YOUR OBJECTIVE
Of the lines in the records that follow, how many include the word "color"? Answer with a bare number.

TASK INPUTS
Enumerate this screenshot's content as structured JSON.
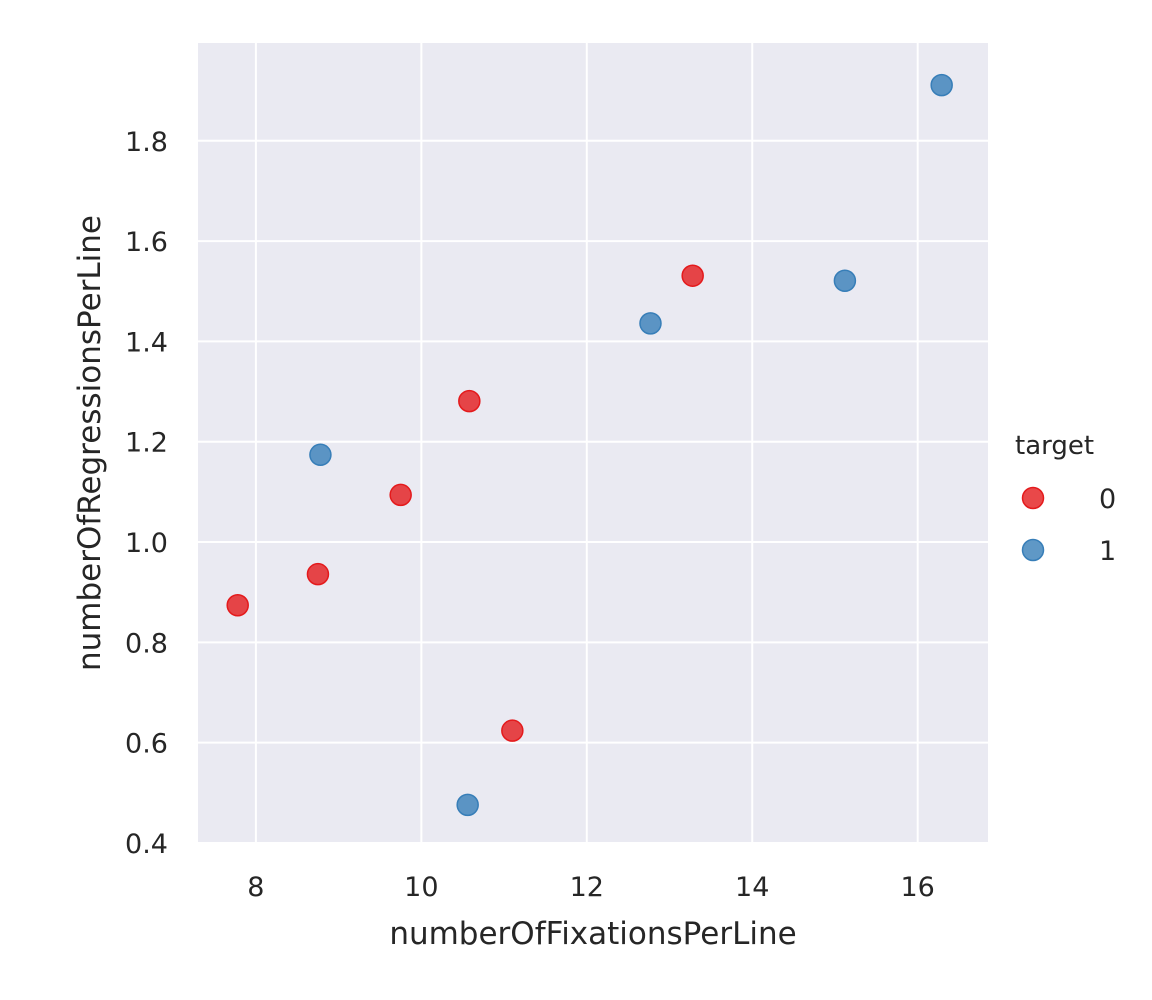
{
  "chart_data": {
    "type": "scatter",
    "title": "",
    "xlabel": "numberOfFixationsPerLine",
    "ylabel": "numberOfRegressionsPerLine",
    "xlim": [
      7.3,
      16.85
    ],
    "ylim": [
      0.4,
      1.995
    ],
    "xticks": [
      8,
      10,
      12,
      14,
      16
    ],
    "yticks": [
      0.4,
      0.6,
      0.8,
      1.0,
      1.2,
      1.4,
      1.6,
      1.8
    ],
    "xtick_labels": [
      "8",
      "10",
      "12",
      "14",
      "16"
    ],
    "ytick_labels": [
      "0.4",
      "0.6",
      "0.8",
      "1.0",
      "1.2",
      "1.4",
      "1.6",
      "1.8"
    ],
    "grid": true,
    "legend": {
      "title": "target",
      "placement": "right"
    },
    "series": [
      {
        "name": "0",
        "color": "#e41a1c",
        "points": [
          {
            "x": 7.78,
            "y": 0.874
          },
          {
            "x": 8.75,
            "y": 0.936
          },
          {
            "x": 9.75,
            "y": 1.094
          },
          {
            "x": 10.58,
            "y": 1.281
          },
          {
            "x": 11.1,
            "y": 0.624
          },
          {
            "x": 13.28,
            "y": 1.531
          }
        ]
      },
      {
        "name": "1",
        "color": "#377eb8",
        "points": [
          {
            "x": 8.78,
            "y": 1.174
          },
          {
            "x": 10.56,
            "y": 0.476
          },
          {
            "x": 12.77,
            "y": 1.436
          },
          {
            "x": 15.12,
            "y": 1.521
          },
          {
            "x": 16.29,
            "y": 1.911
          }
        ]
      }
    ]
  }
}
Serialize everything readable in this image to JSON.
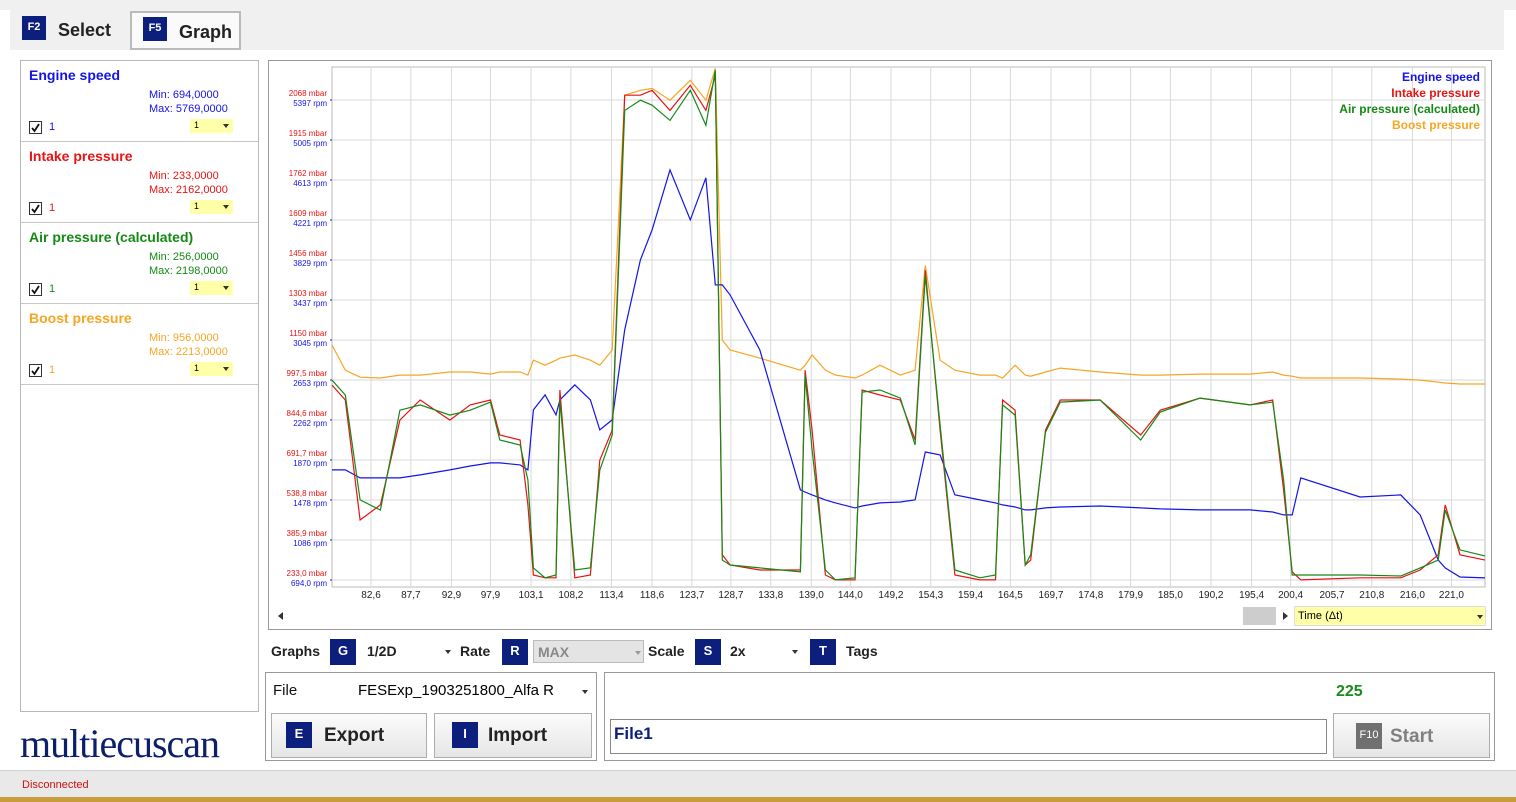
{
  "tabs": [
    {
      "key": "F2",
      "label": "Select"
    },
    {
      "key": "F5",
      "label": "Graph"
    }
  ],
  "channels": [
    {
      "min": "Min: 694,0000",
      "max": "Max: 5769,0000",
      "checkbox_label": "1",
      "scale": "1"
    },
    {
      "min": "Min: 233,0000",
      "max": "Max: 2162,0000",
      "checkbox_label": "1",
      "scale": "1"
    },
    {
      "min": "Min: 256,0000",
      "max": "Max: 2198,0000",
      "checkbox_label": "1",
      "scale": "1"
    },
    {
      "min": "Min: 956,0000",
      "max": "Max: 2213,0000",
      "checkbox_label": "1",
      "scale": "1"
    }
  ],
  "logo": "multiecuscan",
  "chart_data": {
    "type": "line",
    "grid": true,
    "legend": "upper right",
    "x_axis_selector": "Time (Δt)",
    "x": [
      77.6,
      79.3,
      81.2,
      83.8,
      86.3,
      88.9,
      92.7,
      95.3,
      97.9,
      99.1,
      101.7,
      102.7,
      103.4,
      104.9,
      106.3,
      106.8,
      108.7,
      110.7,
      111.9,
      113.5,
      115.1,
      117.1,
      118.6,
      120.9,
      123.5,
      125.5,
      126.7,
      127.6,
      128.6,
      132.4,
      137.6,
      138.2,
      139.1,
      140.8,
      142.1,
      144.6,
      145.5,
      147.8,
      150.4,
      152.3,
      153.6,
      155.5,
      157.4,
      160.6,
      162.6,
      163.5,
      165.1,
      166.4,
      167.1,
      169.0,
      170.9,
      176.0,
      181.2,
      183.7,
      188.8,
      195.2,
      198.1,
      199.5,
      200.6,
      201.7,
      209.3,
      214.5,
      217.0,
      219.3,
      220.2,
      222.1,
      225.3
    ],
    "xlim": [
      77.6,
      225.3
    ],
    "xticks": [
      {
        "value": 82.6,
        "label": "82,6"
      },
      {
        "value": 87.7,
        "label": "87,7"
      },
      {
        "value": 92.9,
        "label": "92,9"
      },
      {
        "value": 97.9,
        "label": "97,9"
      },
      {
        "value": 103.1,
        "label": "103,1"
      },
      {
        "value": 108.2,
        "label": "108,2"
      },
      {
        "value": 113.4,
        "label": "113,4"
      },
      {
        "value": 118.6,
        "label": "118,6"
      },
      {
        "value": 123.7,
        "label": "123,7"
      },
      {
        "value": 128.7,
        "label": "128,7"
      },
      {
        "value": 133.8,
        "label": "133,8"
      },
      {
        "value": 139.0,
        "label": "139,0"
      },
      {
        "value": 144.0,
        "label": "144,0"
      },
      {
        "value": 149.2,
        "label": "149,2"
      },
      {
        "value": 154.3,
        "label": "154,3"
      },
      {
        "value": 159.4,
        "label": "159,4"
      },
      {
        "value": 164.5,
        "label": "164,5"
      },
      {
        "value": 169.7,
        "label": "169,7"
      },
      {
        "value": 174.8,
        "label": "174,8"
      },
      {
        "value": 179.9,
        "label": "179,9"
      },
      {
        "value": 185.0,
        "label": "185,0"
      },
      {
        "value": 190.2,
        "label": "190,2"
      },
      {
        "value": 195.4,
        "label": "195,4"
      },
      {
        "value": 200.4,
        "label": "200,4"
      },
      {
        "value": 205.7,
        "label": "205,7"
      },
      {
        "value": 210.8,
        "label": "210,8"
      },
      {
        "value": 216.0,
        "label": "216,0"
      },
      {
        "value": 221.0,
        "label": "221,0"
      }
    ],
    "ylim": [
      206,
      2194
    ],
    "yticks": [
      {
        "value": 233.0,
        "label": "233,0 mbar"
      },
      {
        "value": 385.9,
        "label": "385,9 mbar"
      },
      {
        "value": 538.8,
        "label": "538,8 mbar"
      },
      {
        "value": 691.7,
        "label": "691,7 mbar"
      },
      {
        "value": 844.6,
        "label": "844,6 mbar"
      },
      {
        "value": 997.5,
        "label": "997,5 mbar"
      },
      {
        "value": 1150,
        "label": "1150 mbar"
      },
      {
        "value": 1303,
        "label": "1303 mbar"
      },
      {
        "value": 1456,
        "label": "1456 mbar"
      },
      {
        "value": 1609,
        "label": "1609 mbar"
      },
      {
        "value": 1762,
        "label": "1762 mbar"
      },
      {
        "value": 1915,
        "label": "1915 mbar"
      },
      {
        "value": 2068,
        "label": "2068 mbar"
      }
    ],
    "y2lim": [
      625,
      5720
    ],
    "y2ticks": [
      {
        "value": 694.0,
        "label": "694,0 rpm"
      },
      {
        "value": 1086,
        "label": "1086 rpm"
      },
      {
        "value": 1478,
        "label": "1478 rpm"
      },
      {
        "value": 1870,
        "label": "1870 rpm"
      },
      {
        "value": 2262,
        "label": "2262 rpm"
      },
      {
        "value": 2653,
        "label": "2653 rpm"
      },
      {
        "value": 3045,
        "label": "3045 rpm"
      },
      {
        "value": 3437,
        "label": "3437 rpm"
      },
      {
        "value": 3829,
        "label": "3829 rpm"
      },
      {
        "value": 4221,
        "label": "4221 rpm"
      },
      {
        "value": 4613,
        "label": "4613 rpm"
      },
      {
        "value": 5005,
        "label": "5005 rpm"
      },
      {
        "value": 5397,
        "label": "5397 rpm"
      }
    ],
    "series": [
      {
        "name": "Engine speed",
        "color": "#1414e6",
        "axis": "y2",
        "values": [
          1772,
          1772,
          1694,
          1694,
          1694,
          1723,
          1772,
          1811,
          1841,
          1841,
          1821,
          1772,
          2360,
          2507,
          2311,
          2458,
          2605,
          2458,
          2164,
          2262,
          3144,
          3830,
          4124,
          4712,
          4222,
          4634,
          3585,
          3585,
          3487,
          2948,
          1576,
          1556,
          1527,
          1478,
          1449,
          1400,
          1419,
          1449,
          1458,
          1478,
          1948,
          1919,
          1527,
          1478,
          1449,
          1429,
          1409,
          1380,
          1380,
          1400,
          1409,
          1419,
          1400,
          1390,
          1380,
          1380,
          1360,
          1331,
          1331,
          1694,
          1507,
          1527,
          1331,
          890,
          812,
          723,
          714
        ]
      },
      {
        "name": "Intake pressure",
        "color": "#e61414",
        "values": [
          978,
          921,
          462,
          520,
          844,
          921,
          844,
          902,
          921,
          787,
          768,
          520,
          252,
          241,
          241,
          959,
          241,
          252,
          691,
          806,
          2086,
          2086,
          2105,
          2028,
          2124,
          2028,
          2162,
          329,
          290,
          271,
          271,
          1035,
          806,
          252,
          233,
          233,
          959,
          940,
          921,
          768,
          1417,
          806,
          252,
          233,
          233,
          921,
          882,
          290,
          309,
          806,
          921,
          921,
          787,
          882,
          928,
          902,
          921,
          577,
          264,
          233,
          241,
          241,
          271,
          329,
          520,
          329,
          309
        ]
      },
      {
        "name": "Air pressure (calculated)",
        "color": "#148a14",
        "values": [
          997,
          940,
          539,
          500,
          882,
          902,
          863,
          882,
          913,
          768,
          749,
          615,
          279,
          241,
          252,
          921,
          271,
          279,
          653,
          787,
          2028,
          2067,
          2048,
          1990,
          2105,
          1971,
          2181,
          309,
          290,
          279,
          264,
          1016,
          730,
          271,
          233,
          241,
          951,
          959,
          928,
          749,
          1398,
          825,
          271,
          241,
          252,
          902,
          863,
          290,
          329,
          798,
          913,
          921,
          768,
          875,
          928,
          902,
          913,
          615,
          252,
          252,
          252,
          248,
          279,
          309,
          500,
          348,
          325
        ]
      },
      {
        "name": "Boost pressure",
        "color": "#f5a623",
        "values": [
          1131,
          1035,
          1008,
          1005,
          1016,
          1016,
          1028,
          1028,
          1020,
          1028,
          1028,
          1016,
          1073,
          1054,
          1073,
          1081,
          1093,
          1073,
          1054,
          1112,
          2086,
          2105,
          2112,
          2067,
          2143,
          2067,
          2189,
          1150,
          1112,
          1081,
          1035,
          1054,
          1093,
          1035,
          1016,
          1005,
          1016,
          1054,
          1016,
          1035,
          1436,
          1073,
          1035,
          1016,
          1016,
          1005,
          1054,
          1016,
          1012,
          1028,
          1043,
          1028,
          1016,
          1016,
          1020,
          1020,
          1028,
          1016,
          1012,
          1005,
          1005,
          1001,
          997,
          989,
          986,
          982,
          982
        ]
      }
    ]
  },
  "controls": [
    {
      "label": "Graphs",
      "key": "G",
      "value": "1/2D"
    },
    {
      "label": "Rate",
      "key": "R",
      "value": "MAX"
    },
    {
      "label": "Scale",
      "key": "S",
      "value": "2x"
    },
    {
      "key": "T",
      "label": "Tags"
    }
  ],
  "file_panel": {
    "label": "File",
    "file": "FESExp_1903251800_Alfa R",
    "export": {
      "key": "E",
      "label": "Export"
    },
    "import": {
      "key": "I",
      "label": "Import"
    }
  },
  "run_panel": {
    "counter": 225,
    "name": "File1",
    "start": {
      "key": "F10",
      "label": "Start"
    }
  },
  "status_bar": "Disconnected"
}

WRITTEN SOLUTION
6